Do this :: For every line in the records that has the word "caption", make a copy.

Records supplied ::

※ ※ ※

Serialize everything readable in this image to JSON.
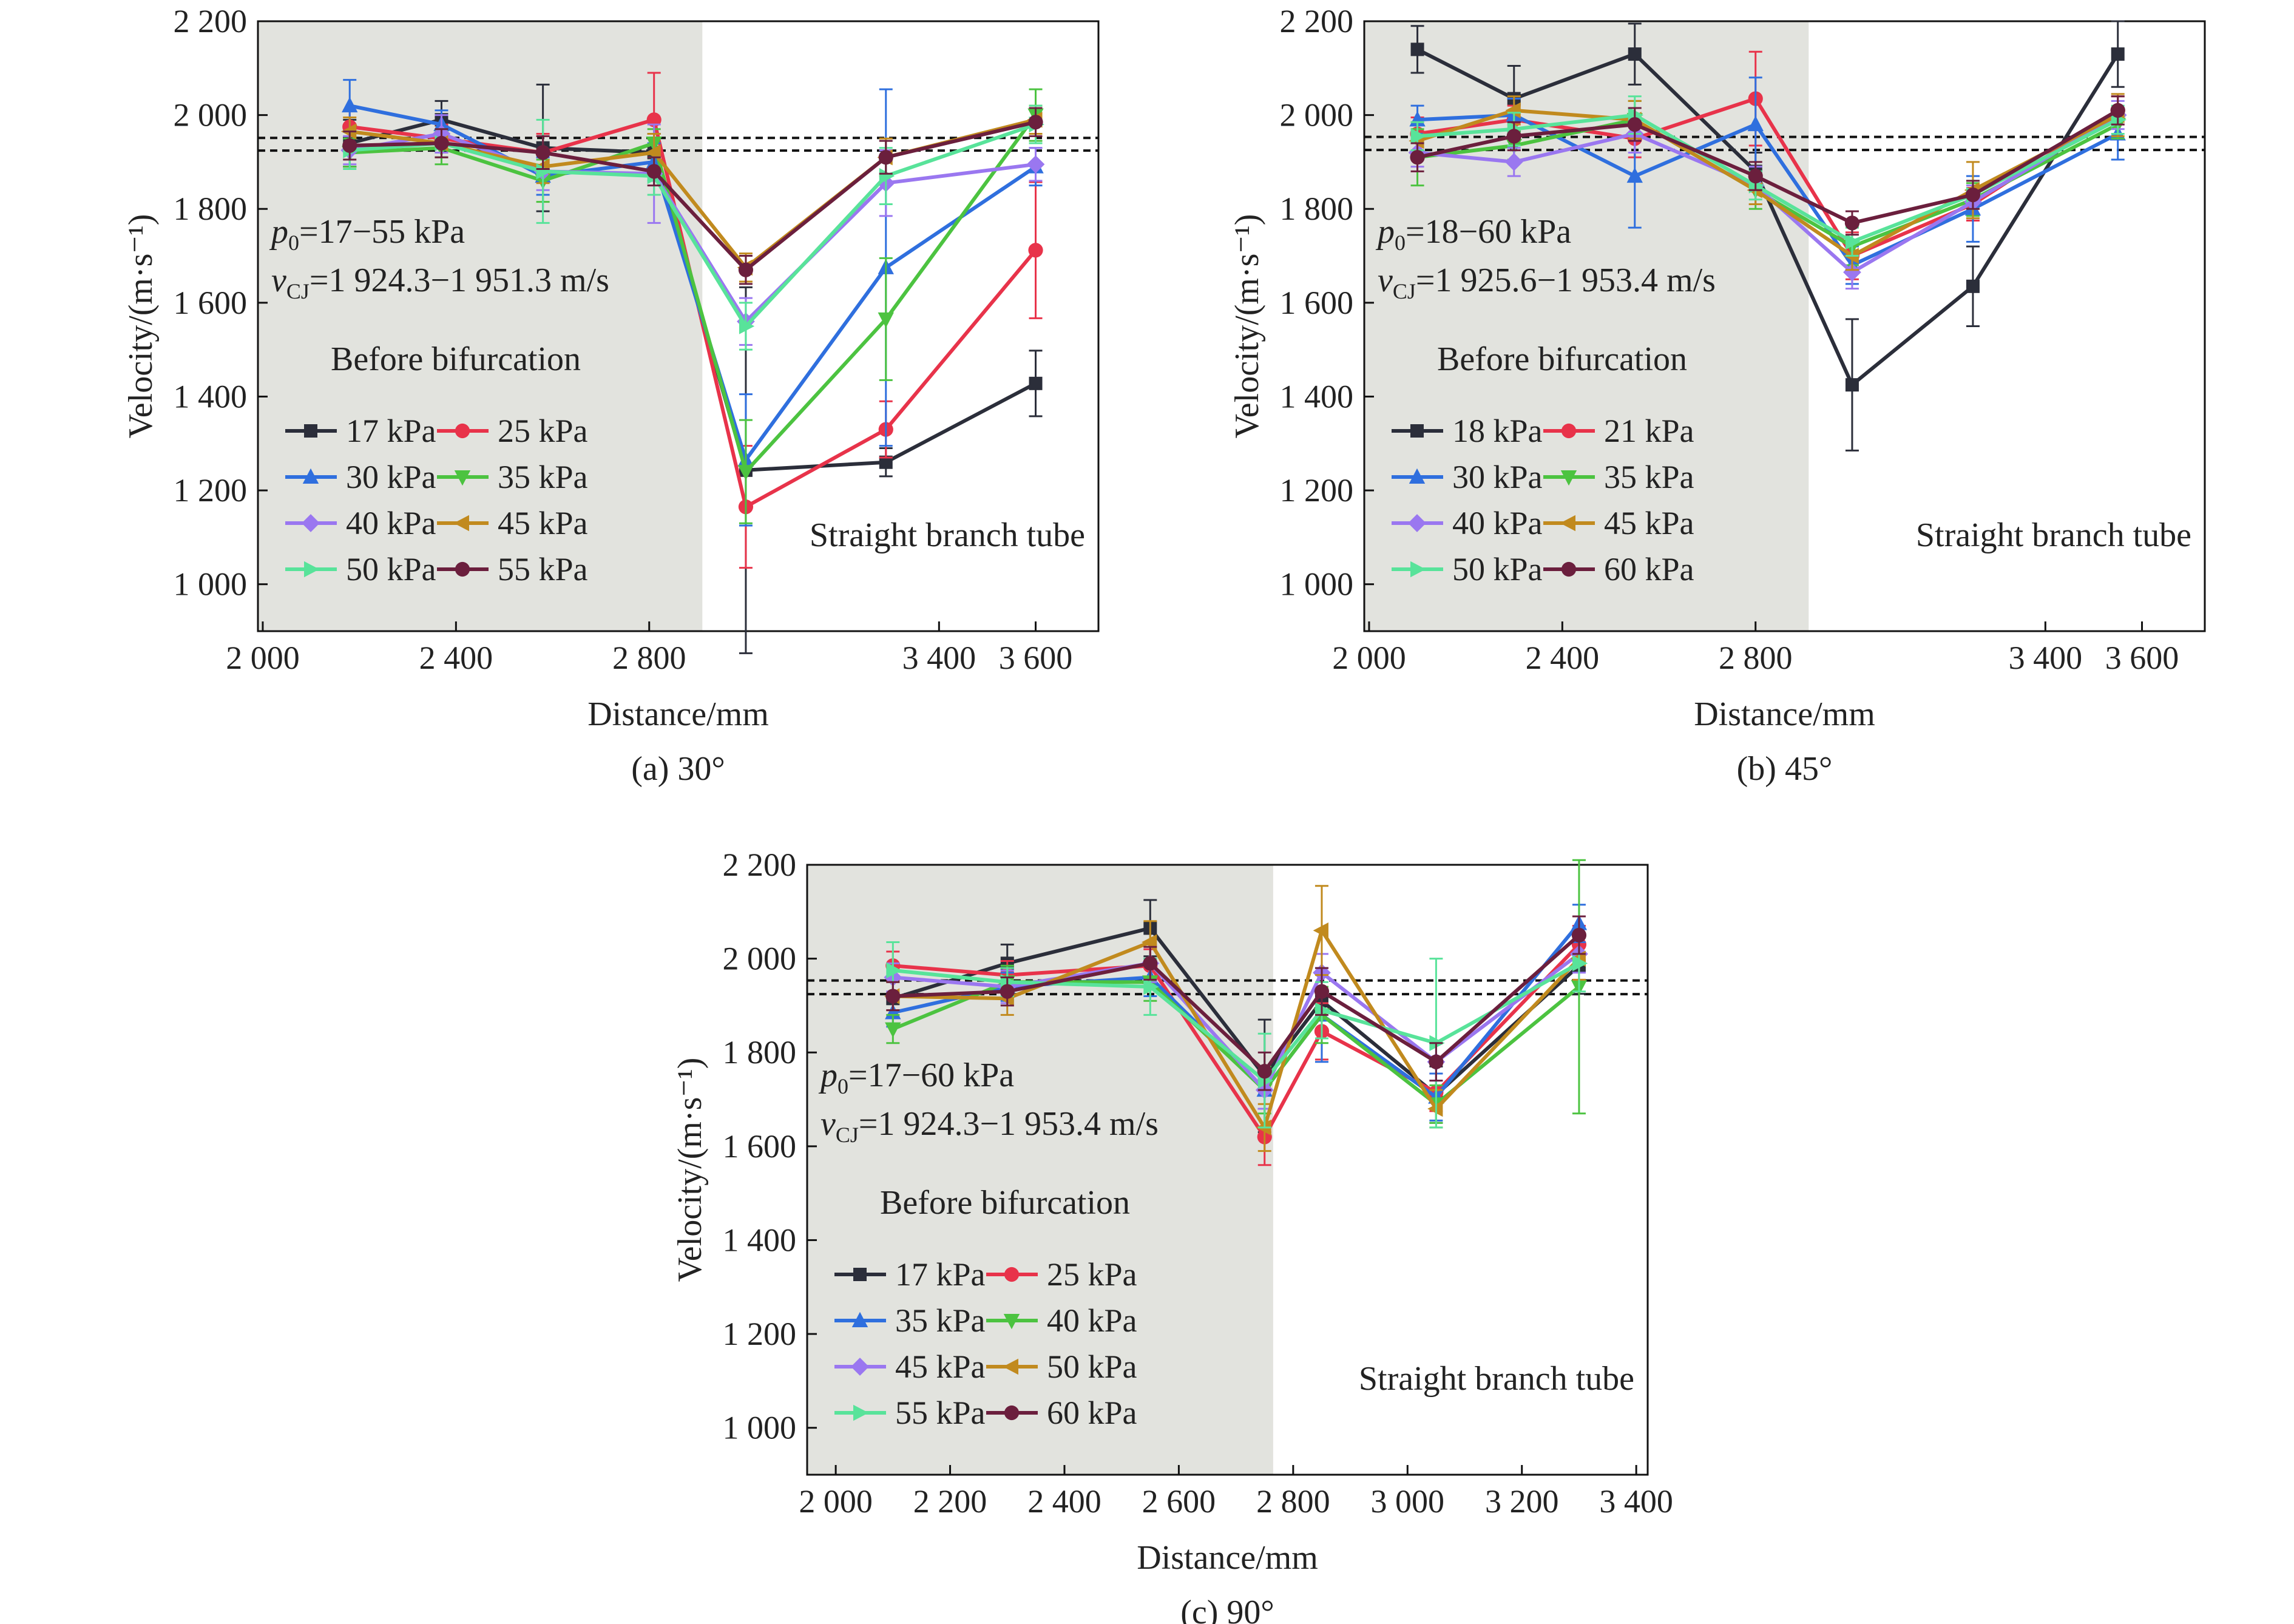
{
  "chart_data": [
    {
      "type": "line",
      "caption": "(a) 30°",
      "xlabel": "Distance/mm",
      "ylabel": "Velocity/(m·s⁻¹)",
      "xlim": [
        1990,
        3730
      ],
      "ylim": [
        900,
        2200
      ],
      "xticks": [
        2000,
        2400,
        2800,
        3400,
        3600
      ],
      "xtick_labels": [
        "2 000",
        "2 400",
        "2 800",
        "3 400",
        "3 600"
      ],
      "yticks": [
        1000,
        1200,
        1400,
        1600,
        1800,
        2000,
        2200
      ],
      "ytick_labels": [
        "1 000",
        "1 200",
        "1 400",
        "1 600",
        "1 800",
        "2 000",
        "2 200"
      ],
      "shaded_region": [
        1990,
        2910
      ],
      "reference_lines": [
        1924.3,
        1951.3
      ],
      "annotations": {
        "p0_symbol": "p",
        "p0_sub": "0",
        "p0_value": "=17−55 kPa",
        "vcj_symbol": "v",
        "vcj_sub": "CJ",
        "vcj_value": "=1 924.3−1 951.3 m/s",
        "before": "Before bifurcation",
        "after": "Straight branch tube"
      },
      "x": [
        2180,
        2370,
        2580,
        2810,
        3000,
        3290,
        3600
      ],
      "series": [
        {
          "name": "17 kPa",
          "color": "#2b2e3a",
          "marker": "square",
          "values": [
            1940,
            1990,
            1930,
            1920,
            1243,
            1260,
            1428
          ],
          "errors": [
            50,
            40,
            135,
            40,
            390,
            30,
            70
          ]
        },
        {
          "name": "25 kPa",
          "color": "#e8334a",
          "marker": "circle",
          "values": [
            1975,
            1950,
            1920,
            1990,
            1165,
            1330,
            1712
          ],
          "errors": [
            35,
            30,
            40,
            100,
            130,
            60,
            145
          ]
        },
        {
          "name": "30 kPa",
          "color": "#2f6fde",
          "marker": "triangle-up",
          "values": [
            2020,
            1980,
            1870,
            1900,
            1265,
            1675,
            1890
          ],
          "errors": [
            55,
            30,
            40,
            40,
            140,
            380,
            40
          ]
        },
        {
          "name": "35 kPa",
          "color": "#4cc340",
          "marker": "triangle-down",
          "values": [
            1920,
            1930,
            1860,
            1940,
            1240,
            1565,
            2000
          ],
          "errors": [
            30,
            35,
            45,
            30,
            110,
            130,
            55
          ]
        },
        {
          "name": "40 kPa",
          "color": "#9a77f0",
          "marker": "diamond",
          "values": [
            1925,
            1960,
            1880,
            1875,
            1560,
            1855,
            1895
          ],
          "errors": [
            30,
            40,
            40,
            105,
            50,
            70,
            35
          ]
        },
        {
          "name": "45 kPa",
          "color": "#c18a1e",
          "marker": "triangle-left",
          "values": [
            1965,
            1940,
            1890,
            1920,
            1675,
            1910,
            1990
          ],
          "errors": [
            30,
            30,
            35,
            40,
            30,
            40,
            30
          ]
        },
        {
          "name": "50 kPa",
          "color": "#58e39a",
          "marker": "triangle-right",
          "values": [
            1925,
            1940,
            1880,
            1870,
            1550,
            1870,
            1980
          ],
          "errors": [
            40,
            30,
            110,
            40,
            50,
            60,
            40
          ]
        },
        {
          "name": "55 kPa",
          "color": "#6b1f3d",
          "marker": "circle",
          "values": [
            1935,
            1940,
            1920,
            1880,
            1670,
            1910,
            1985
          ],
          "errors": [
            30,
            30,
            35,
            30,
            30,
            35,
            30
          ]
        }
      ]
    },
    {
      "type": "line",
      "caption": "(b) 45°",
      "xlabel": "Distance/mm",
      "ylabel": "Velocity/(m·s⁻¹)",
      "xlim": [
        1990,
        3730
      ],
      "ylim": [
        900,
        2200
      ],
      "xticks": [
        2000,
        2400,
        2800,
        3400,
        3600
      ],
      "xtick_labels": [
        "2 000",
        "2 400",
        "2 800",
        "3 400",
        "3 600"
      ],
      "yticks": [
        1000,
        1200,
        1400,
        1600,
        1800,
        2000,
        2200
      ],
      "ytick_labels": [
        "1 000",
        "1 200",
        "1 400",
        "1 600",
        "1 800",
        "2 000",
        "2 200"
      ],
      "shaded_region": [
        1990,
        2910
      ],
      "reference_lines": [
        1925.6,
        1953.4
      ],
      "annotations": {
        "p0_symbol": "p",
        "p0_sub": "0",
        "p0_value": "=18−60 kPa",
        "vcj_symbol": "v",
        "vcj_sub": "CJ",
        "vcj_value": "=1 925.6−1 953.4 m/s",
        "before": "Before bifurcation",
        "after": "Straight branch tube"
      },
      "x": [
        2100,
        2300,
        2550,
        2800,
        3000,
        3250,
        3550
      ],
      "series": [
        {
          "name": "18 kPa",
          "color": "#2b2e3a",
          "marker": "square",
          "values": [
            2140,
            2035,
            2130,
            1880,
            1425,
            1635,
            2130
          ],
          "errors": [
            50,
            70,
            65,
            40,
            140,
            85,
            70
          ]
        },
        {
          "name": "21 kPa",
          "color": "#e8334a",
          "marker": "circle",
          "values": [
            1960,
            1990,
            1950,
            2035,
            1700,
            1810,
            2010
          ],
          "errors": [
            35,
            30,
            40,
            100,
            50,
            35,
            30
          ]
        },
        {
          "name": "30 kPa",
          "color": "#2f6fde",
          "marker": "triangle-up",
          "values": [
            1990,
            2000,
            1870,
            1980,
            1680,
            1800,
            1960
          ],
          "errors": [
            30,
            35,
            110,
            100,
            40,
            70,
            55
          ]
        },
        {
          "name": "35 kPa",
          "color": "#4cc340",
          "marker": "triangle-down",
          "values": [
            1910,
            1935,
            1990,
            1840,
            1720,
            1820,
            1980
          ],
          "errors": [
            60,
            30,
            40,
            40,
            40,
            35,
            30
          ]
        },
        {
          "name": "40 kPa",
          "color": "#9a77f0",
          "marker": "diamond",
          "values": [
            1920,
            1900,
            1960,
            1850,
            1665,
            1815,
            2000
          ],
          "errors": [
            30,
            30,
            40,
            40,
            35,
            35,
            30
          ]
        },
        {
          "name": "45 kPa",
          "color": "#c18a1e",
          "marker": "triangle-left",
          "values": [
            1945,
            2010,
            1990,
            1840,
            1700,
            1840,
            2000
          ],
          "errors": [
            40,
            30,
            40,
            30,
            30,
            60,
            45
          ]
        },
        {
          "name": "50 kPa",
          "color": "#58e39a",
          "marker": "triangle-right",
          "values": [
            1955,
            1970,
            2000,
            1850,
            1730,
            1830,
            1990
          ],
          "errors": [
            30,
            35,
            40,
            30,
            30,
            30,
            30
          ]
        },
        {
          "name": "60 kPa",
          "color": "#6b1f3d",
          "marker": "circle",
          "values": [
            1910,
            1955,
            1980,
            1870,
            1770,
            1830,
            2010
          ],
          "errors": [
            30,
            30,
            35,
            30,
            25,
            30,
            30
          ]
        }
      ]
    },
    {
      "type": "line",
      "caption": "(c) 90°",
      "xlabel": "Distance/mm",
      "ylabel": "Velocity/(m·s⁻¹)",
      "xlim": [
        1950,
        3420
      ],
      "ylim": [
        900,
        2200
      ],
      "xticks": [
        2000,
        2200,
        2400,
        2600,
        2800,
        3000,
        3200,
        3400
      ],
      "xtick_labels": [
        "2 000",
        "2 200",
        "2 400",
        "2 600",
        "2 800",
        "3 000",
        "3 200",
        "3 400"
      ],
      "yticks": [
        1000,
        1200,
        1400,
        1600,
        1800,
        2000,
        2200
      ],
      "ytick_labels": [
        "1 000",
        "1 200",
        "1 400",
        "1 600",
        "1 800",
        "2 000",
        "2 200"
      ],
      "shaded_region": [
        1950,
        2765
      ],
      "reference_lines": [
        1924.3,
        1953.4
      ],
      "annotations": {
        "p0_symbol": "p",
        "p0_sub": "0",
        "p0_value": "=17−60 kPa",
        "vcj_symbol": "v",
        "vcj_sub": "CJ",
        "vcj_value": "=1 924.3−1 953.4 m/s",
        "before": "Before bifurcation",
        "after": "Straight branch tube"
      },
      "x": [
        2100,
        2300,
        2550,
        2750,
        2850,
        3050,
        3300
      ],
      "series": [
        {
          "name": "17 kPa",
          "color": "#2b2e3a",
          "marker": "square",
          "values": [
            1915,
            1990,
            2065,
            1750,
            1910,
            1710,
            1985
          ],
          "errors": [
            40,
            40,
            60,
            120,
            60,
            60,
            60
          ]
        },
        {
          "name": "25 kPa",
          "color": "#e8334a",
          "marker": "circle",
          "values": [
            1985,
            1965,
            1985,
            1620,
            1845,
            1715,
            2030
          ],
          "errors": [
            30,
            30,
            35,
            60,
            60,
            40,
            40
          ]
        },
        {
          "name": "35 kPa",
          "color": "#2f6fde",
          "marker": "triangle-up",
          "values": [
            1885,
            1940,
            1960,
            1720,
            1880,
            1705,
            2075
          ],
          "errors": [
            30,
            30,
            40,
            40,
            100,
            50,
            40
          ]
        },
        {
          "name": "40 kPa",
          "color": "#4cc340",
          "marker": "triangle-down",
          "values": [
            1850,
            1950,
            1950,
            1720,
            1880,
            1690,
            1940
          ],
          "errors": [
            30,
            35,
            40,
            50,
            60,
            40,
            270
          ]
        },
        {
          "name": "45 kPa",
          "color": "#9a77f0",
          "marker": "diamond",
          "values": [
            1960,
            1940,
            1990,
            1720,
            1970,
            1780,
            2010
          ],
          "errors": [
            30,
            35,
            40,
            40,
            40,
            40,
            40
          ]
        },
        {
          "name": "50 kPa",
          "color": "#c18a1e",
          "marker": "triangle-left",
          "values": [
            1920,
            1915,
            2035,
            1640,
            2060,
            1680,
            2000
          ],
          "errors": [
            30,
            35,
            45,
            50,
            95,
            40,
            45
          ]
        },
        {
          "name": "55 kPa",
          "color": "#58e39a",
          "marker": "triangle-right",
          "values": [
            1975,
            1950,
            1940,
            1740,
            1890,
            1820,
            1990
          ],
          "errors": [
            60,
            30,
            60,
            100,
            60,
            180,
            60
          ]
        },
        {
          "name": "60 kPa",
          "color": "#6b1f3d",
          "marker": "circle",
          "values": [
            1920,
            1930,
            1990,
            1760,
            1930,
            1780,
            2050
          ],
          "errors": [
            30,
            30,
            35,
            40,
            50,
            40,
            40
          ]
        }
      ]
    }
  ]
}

※ ※ ※

Answer to the task ::
      "caption": "(a) 30°",
      "caption": "(b) 45°",
      "caption": "(c) 90°",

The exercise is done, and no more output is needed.